* [Work to be completed]: Please reproduce the 4001 A.D. #1 comic review word for word, from the site name at the top through the last line of the summary.
>> begin Quoted passage
Four Letter Nerd

Tag - Crossfaith

4LN Comic Review: 4001 A.D. #1

Series: 4001 A.D.
Writer: Matt Kindt
Art: Clayton Crain, and David Mack
Publisher: Valiant Comics

Summary from Comixology: “In the tradition of BOOK OF DEATH, ARMOR HUNTERS, and HARBINGER WARS, Valiant’s most ambitious crossover event yet starts here! At the dawn of the 41st century, the future of Earth will be decided in the stars. This May…the rebellion begins in 4001 A.D.! One hundred years from today, Father – the benevolent artificial intelligence that governs the island nation of Japan – will gain sentience. To defend its borders, Father will take drastic action by launching Japan into space…where its people will thrive in isolation, away from the overpopulated and resource-deprived planet below. Over the centuries, as New Japan orbits our increasingly unstable world, it will become a model society – one built on peace, prosperity… and Father’s control. A thousand years from today, Father will create the first Rai, founding a lineage of technologically enhanced heroes engineered to defend New Japan and sworn to protect it from all enemies. For hundreds of years into the future, the Rai will single-handedly enforce New Japan’s justice well…and serve Father without question. Now, at the dawn of 4001 A.D., the latest Rai is about to inherit the dark truth behind the origin of his kind…and discover the sinister secret at the heart of Father’s existence. For New Japan to live, Earth must die…and as Rai challenges his former master for the first time in more than a millennium, the lone guardian of New Japan will be cast out of his own Father’s kingdom… Exiled from the only realm he’s ever known, Rai now walks the ravaged world of 4001 A.D. in search of forgotten heroes like himself… on a mission to collect the last surviving legends of a broken planet…and to forge a rebellion with the power to bring the most advanced civilization in history crashing back down to Earth.”
>> end Quoted passage
>> begin Dataset extract
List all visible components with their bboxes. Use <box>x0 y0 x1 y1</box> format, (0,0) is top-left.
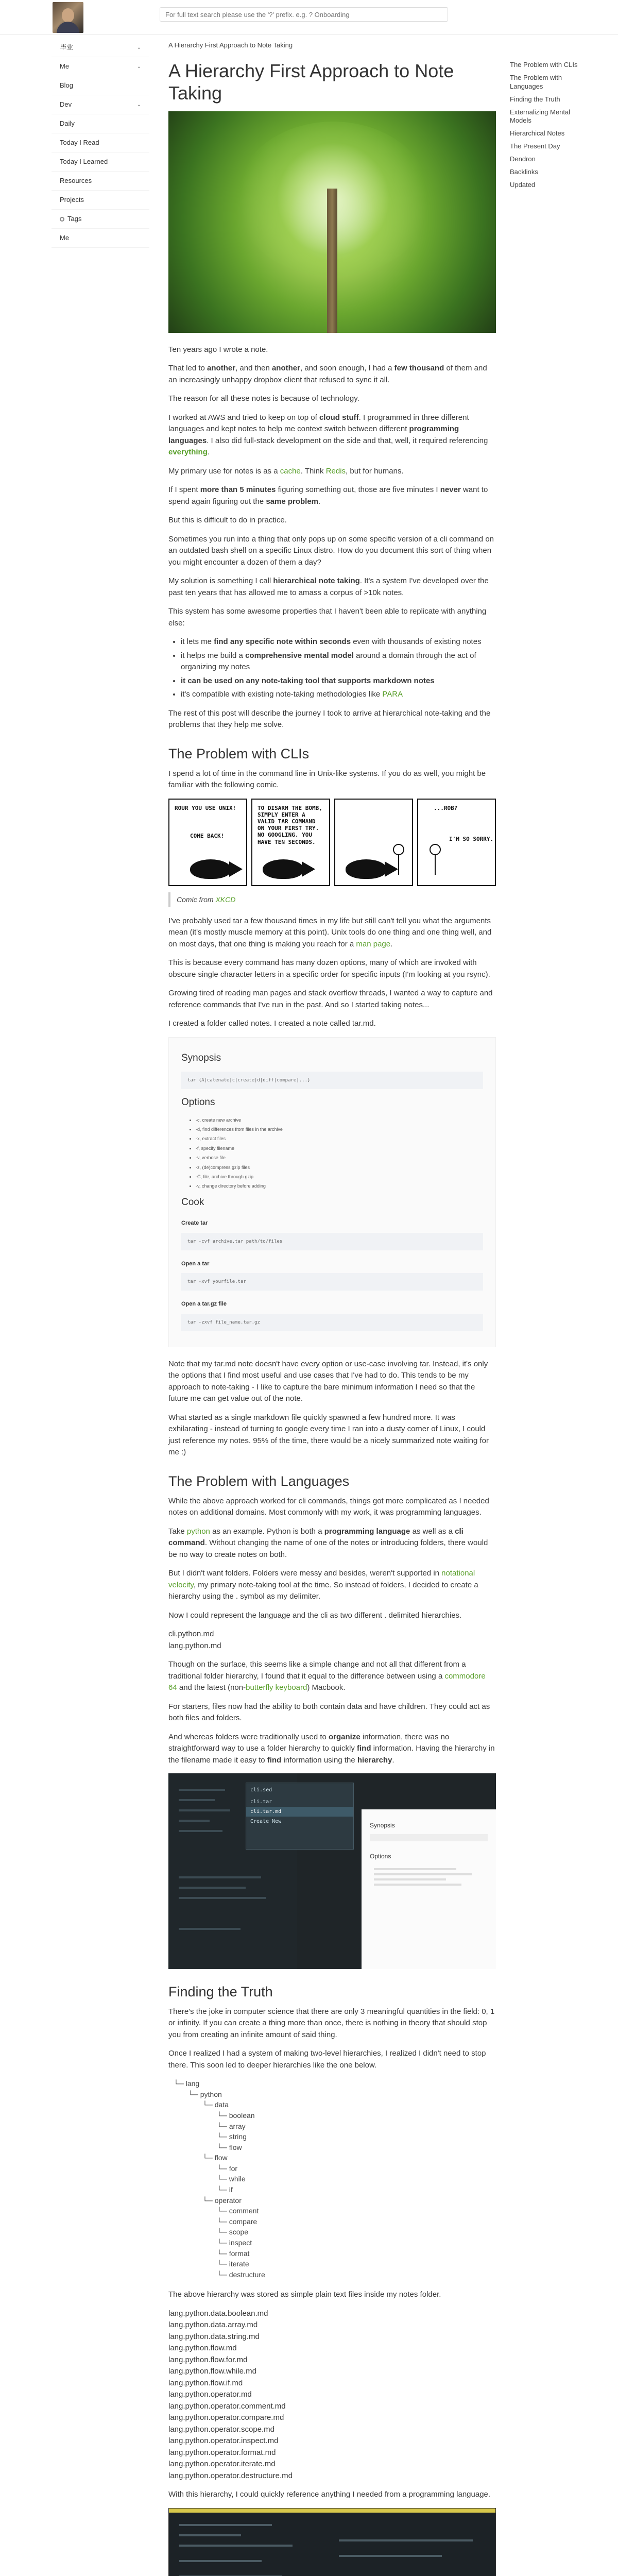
top-bar <box>0 0 618 35</box>
chevron-down-icon: ⌄ <box>136 44 141 50</box>
preview-pane: Synopsis Options <box>362 1809 496 1969</box>
s2-p6: For starters, files now had the ability to both contain data and have children. They could act as both files and folders. <box>168 1702 490 1722</box>
code-block: tar -cvf archive.tar path/to/files <box>181 1233 483 1250</box>
comic-panel: TO DISARM THE BOMB, SIMPLY ENTER A VALID TAR COMMAND ON YOUR FIRST TRY. NO GOOGLING. YOU HAVE TEN SECONDS. <box>251 799 330 886</box>
sidebar-item-today-i-learned[interactable]: Today I Learned <box>52 152 149 172</box>
intro-p4: I worked at AWS and tried to keep on top of cloud stuff. I programmed in three different languages and kept notes to help me context switch between different programming languages. I also did full-stack development on the side and that, well, it required referencing everything. <box>168 413 488 457</box>
main-content <box>168 40 496 2576</box>
list-item: • it can be used on any note-taking tool that supports markdown notes <box>181 675 496 687</box>
tree-node: └─ scope <box>217 2228 249 2236</box>
s2-p7: And whereas folders were traditionally used to organize information, there was no straightforward way to use a folder hierarchy to quickly find information. Having the hierarchy in the filename made it easy to find information using the hierarchy. <box>168 1732 495 1765</box>
sidebar-item-daily[interactable]: Daily <box>52 114 149 133</box>
file-list: cli.python.md lang.python.md <box>168 1630 221 1650</box>
toc-item[interactable]: Finding the Truth <box>510 95 560 103</box>
s1-p1: I spend a lot of time in the command line in Unix-like systems. If you do as well, you might be familiar with the following comic. <box>168 769 486 790</box>
intro-p9: My solution is something I call hierarchical note taking. It's a system I've developed over the past ten years that has allowed me to amass a corpus of >10k notes. <box>168 577 489 597</box>
s1-p4: Growing tired of reading man pages and stack overflow threads, I wanted a way to capture and reference commands that I've run in the past. And so I started taking notes... <box>168 989 493 1009</box>
s2-p1: While the above approach worked for cli commands, things got more complicated as I needed notes on additional domains. Most commonly with my work, it was programming languages. <box>168 1496 489 1517</box>
list-item: • it helps me build a comprehensive mental model around a domain through the act of organizing my notes <box>181 650 496 673</box>
s1-p6: Note that my tar.md note doesn't have every option or use-case involving tar. Instead, it's only the options that I find most useful and use cases that I've had to do. This tends to be my approach to note-taking - I like to capture the bare minimum information I need so that the future me can get value out of the note. <box>168 1359 488 1403</box>
toc-item[interactable]: Updated <box>510 180 536 189</box>
comic-panel: ROUR YOU USE UNIX! COME BACK! <box>168 799 247 886</box>
redis-link[interactable]: Redis <box>325 466 346 476</box>
tree-node: └─ operator <box>202 2196 242 2205</box>
tree-node: └─ iterate <box>217 2260 249 2268</box>
tree-node: └─ python <box>188 2090 222 2098</box>
list-item: • it lets me find any specific note within seconds even with thousands of existing notes <box>181 636 496 648</box>
commodore-link[interactable]: commodore 64 <box>168 1671 486 1692</box>
chevron-down-icon: ⌄ <box>136 63 141 70</box>
para-link[interactable]: PARA <box>382 690 403 699</box>
sidebar-item-today-i-read[interactable]: Today I Read <box>52 133 149 152</box>
avatar[interactable] <box>53 2 83 33</box>
tree-node: └─ if <box>217 2185 233 2194</box>
tree-node: └─ data <box>202 2100 229 2109</box>
toc-item[interactable]: Hierarchical Notes <box>510 129 565 138</box>
code-block: tar -xvf yourfile.tar <box>181 1273 483 1291</box>
intro-p1: Ten years ago I wrote a note. <box>168 345 268 354</box>
tag-icon <box>60 217 64 222</box>
toc-item[interactable]: Externalizing Mental Models <box>510 108 571 125</box>
s2-p3: But I didn't want folders. Folders were messy and besides, weren't supported in notational velocity, my primary note-taking tool at the time. So instead of folders, I decided to create a hierarchy using the . symbol as my delimiter. <box>168 1569 478 1601</box>
comic-caption: Comic from XKCD <box>168 892 496 907</box>
intro-p7: But this is difficult to do in practice. <box>168 516 287 525</box>
quick-open-popup: cli.sed cli.tar cli.tar.md Create New <box>246 1783 354 1850</box>
tree-node: └─ while <box>217 2175 246 2183</box>
s3-p4: With this hierarchy, I could quickly reference anything I needed from a programming language. <box>168 2490 491 2499</box>
intro-p5: My primary use for notes is as a cache. Think Redis, but for humans. <box>168 466 404 476</box>
table-of-contents <box>510 61 592 194</box>
s1-p3: This is because every command has many dozen options, many of which are invoked with obscure single character letters in a specific order for specific inputs (I'm looking at you rsync). <box>168 958 490 979</box>
comic-panel: ...ROB? I'M SO SORRY. <box>417 799 496 886</box>
tree-node: └─ comment <box>217 2207 259 2215</box>
sidebar-item-me-bottom[interactable]: Me <box>52 229 149 248</box>
tree-node: └─ format <box>217 2249 250 2258</box>
cache-link[interactable]: cache <box>280 466 301 476</box>
editor-screenshot <box>168 1773 496 1969</box>
s2-p4: Now I could represent the language and the cli as two different . delimited hierarchies. <box>168 1611 462 1620</box>
tree-node: └─ inspect <box>217 2238 252 2247</box>
intro-p2: That led to another, and then another, and soon enough, I had a few thousand of them and an increasingly unhappy dropbox client that refused to sync it all. <box>168 364 487 384</box>
doc-options-heading: Options <box>181 1097 215 1108</box>
doc-options-list: • -c, create new archive • -d, find differences from files in the archive • -x, extract files • -f, specify filename • -v, verbose file • -z, (de)compress gzip files • -C, file, archive through gzip • -v, change directory before adding <box>196 1116 483 1190</box>
sidebar-item-resources[interactable]: Resources <box>52 172 149 191</box>
tree-node: └─ for <box>217 2164 238 2173</box>
sidebar-item-tags[interactable]: Tags <box>52 210 149 229</box>
s1-p2: I've probably used tar a few thousand times in my life but still can't tell you what the arguments mean (it's mostly muscle memory at this point). Unix tools do one thing and one thing well, and on most days, that one thing is making you reach for a man page. <box>168 916 492 948</box>
section-heading-finding-truth: Finding the Truth <box>168 1984 273 1999</box>
s1-p5: I created a folder called notes. I created a note called tar.md. <box>168 1019 376 1028</box>
s1-p7: What started as a single markdown file quickly spawned a few hundred more. It was exhilarating - instead of turning to google every time I ran into a dusty corner of Linux, I could just reference my notes. 95% of the time, there would be a nicely summarized note waiting for me :) <box>168 1413 489 1457</box>
tree-node: └─ string <box>217 2132 247 2141</box>
section-heading-clis: The Problem with CLIs <box>168 745 310 761</box>
python-link[interactable]: python <box>186 1527 210 1536</box>
code-block: tar {A|catenate|c|create|d|diff|compare|...} <box>181 1072 483 1089</box>
tree-node: └─ boolean <box>217 2111 255 2120</box>
xkcd-link[interactable]: XKCD <box>215 895 236 904</box>
toc-item[interactable]: The Present Day <box>510 142 560 150</box>
tree-node: └─ array <box>217 2122 246 2130</box>
intro-p10: This system has some awesome properties that I haven't been able to replicate with anything else: <box>168 607 487 628</box>
file-list: lang.python.data.boolean.md lang.python.data.array.md lang.python.data.string.md lang.python.flow.md lang.python.flow.for.md lang.python.flow.while.md lang.python.flow.if.md lang.python.operator.md lang.python.operator.comment.md lang.python.operator.compare.md lang.python.operator.scope.md lang.python.operator.inspect.md lang.python.operator.format.md lang.python.operator.iterate.md lang.python.operator.destructure.md <box>168 2309 293 2480</box>
s3-p3: The above hierarchy was stored as simple plain text files inside my notes folder. <box>168 2290 441 2299</box>
toc-item[interactable]: The Problem with CLIs <box>510 61 578 69</box>
tree-node: └─ compare <box>217 2217 258 2226</box>
s2-p2: Take python as an example. Python is both a programming language as well as a cli command. Without changing the name of one of the notes or introducing folders, there would be no way to create notes on both. <box>168 1527 488 1559</box>
toc-item[interactable]: The Problem with Languages <box>510 73 562 90</box>
tree-node: └─ flow <box>217 2143 242 2151</box>
tar-note-screenshot: Synopsis tar {A|catenate|c|create|d|diff|compare|...} Options • -c, create new archive • -d, find differences from files in the archive • -x, extract files • -f, specify filename • -v, verbose file • -z, (de)compress gzip files • -C, file, archive through gzip • -v, change directory before adding Cook Create tar tar -cvf archive.tar path/to/files Open a tar tar -xvf yourfile.tar Open a tar.gz file tar -zxvf file_name.tar.gz <box>168 1037 496 1347</box>
s2-p5: Though on the surface, this seems like a simple change and not all that different from a traditional folder hierarchy, I found that it equal to the difference between using a commodore 64 and the latest (non-butterfly keyboard) Macbook. <box>168 1660 486 1692</box>
hero-tree-image <box>168 111 496 333</box>
code-block: tar -zxvf file_name.tar.gz <box>181 1314 483 1331</box>
page-title: A Hierarchy First Approach to Note Taking <box>168 60 454 104</box>
python-lookup-screenshot <box>168 2508 496 2576</box>
s3-p1: There's the joke in computer science that there are only 3 meaningful quantities in the field: 0, 1 or infinity. If you can create a thing more than once, there is nothing in theory that should stop you from creating an infinite amount of said thing. <box>168 2007 495 2039</box>
xkcd-comic <box>168 799 496 886</box>
toc-item[interactable]: Backlinks <box>510 168 538 176</box>
properties-list <box>181 636 496 701</box>
sidebar-item-projects[interactable]: Projects <box>52 191 149 210</box>
s3-p2: Once I realized I had a system of making two-level hierarchies, I realized I didn't need to stop there. This soon led to deeper hierarchies like the one below. <box>168 2049 486 2070</box>
sidebar-item-1[interactable]: 毕业 ⌄ <box>52 38 149 57</box>
tree-node: └─ destructure <box>217 2270 265 2279</box>
doc-synopsis-heading: Synopsis <box>181 1052 221 1063</box>
sidebar-item-blog[interactable]: Blog <box>52 76 149 95</box>
tree-node: └─ flow <box>202 2154 228 2162</box>
list-item: • it's compatible with existing note-taking methodologies like PARA <box>181 689 496 701</box>
toc-item[interactable]: Dendron <box>510 155 536 163</box>
hierarchy-tree <box>174 2078 496 2280</box>
man-page-link[interactable]: man page <box>356 939 391 948</box>
butterfly-keyboard-link[interactable]: butterfly keyboard <box>246 1683 307 1692</box>
intro-p8: Sometimes you run into a thing that only pops up on some specific version of a cli command on an outdated bash shell on a specific Linux distro. How do you document this sort of thing when you might encounter a dozen of them a day? <box>168 534 494 567</box>
breadcrumb[interactable]: A Hierarchy First Approach to Note Taking <box>168 41 293 49</box>
intro-p11: The rest of this post will describe the journey I took to arrive at hierarchical note-taking and the problems that they help me solve. <box>168 708 491 730</box>
chevron-down-icon: ⌄ <box>136 101 141 108</box>
tree-node: └─ lang <box>174 2079 200 2088</box>
search-input[interactable] <box>160 7 448 22</box>
notational-velocity-link[interactable]: notational velocity <box>168 1569 475 1589</box>
intro-p6: If I spent more than 5 minutes figuring something out, those are five minutes I never want to spend again figuring out the same problem. <box>168 485 488 506</box>
section-heading-languages: The Problem with Languages <box>168 1473 350 1489</box>
comic-panel <box>334 799 413 886</box>
sidebar-item-me[interactable]: Me ⌄ <box>52 57 149 76</box>
sidebar-item-dev[interactable]: Dev ⌄ <box>52 95 149 114</box>
doc-cook-heading: Cook <box>181 1196 204 1208</box>
sidebar-nav <box>52 38 149 248</box>
intro-p3: The reason for all these notes is because of technology. <box>168 394 359 403</box>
>> end Dataset extract
* [Result of the task]:
Four Letter Nerd

Tag - Crossfaith

4LN Comic Review: 4001 A.D. #1

Series: 4001 A.D.
Writer: Matt Kindt
Art: Clayton Crain, and David Mack
Publisher: Valiant Comics

Summary from Comixology: “In the tradition of BOOK OF DEATH, ARMOR HUNTERS, and HARBINGER WARS, Valiant’s most ambitious crossover event yet starts here! At the dawn of the 41st century, the future of Earth will be decided in the stars. This May…the rebellion begins in 4001 A.D.! One hundred years from today, Father – the benevolent artificial intelligence that governs the island nation of Japan – will gain sentience. To defend its borders, Father will take drastic action by launching Japan into space…where its people will thrive in isolation, away from the overpopulated and resource-deprived planet below. Over the centuries, as New Japan orbits our increasingly unstable world, it will become a model society – one built on peace, prosperity… and Father’s control. A thousand years from today, Father will create the first Rai, founding a lineage of technologically enhanced heroes engineered to defend New Japan and sworn to protect it from all enemies. For hundreds of years into the future, the Rai will single-handedly enforce New Japan’s justice well…and serve Father without question. Now, at the dawn of 4001 A.D., the latest Rai is about to inherit the dark truth behind the origin of his kind…and discover the sinister secret at the heart of Father’s existence. For New Japan to live, Earth must die…and as Rai challenges his former master for the first time in more than a millennium, the lone guardian of New Japan will be cast out of his own Father’s kingdom… Exiled from the only realm he’s ever known, Rai now walks the ravaged world of 4001 A.D. in search of forgotten heroes like himself… on a mission to collect the last surviving legends of a broken planet…and to forge a rebellion with the power to bring the most advanced civilization in history crashing back down to Earth.”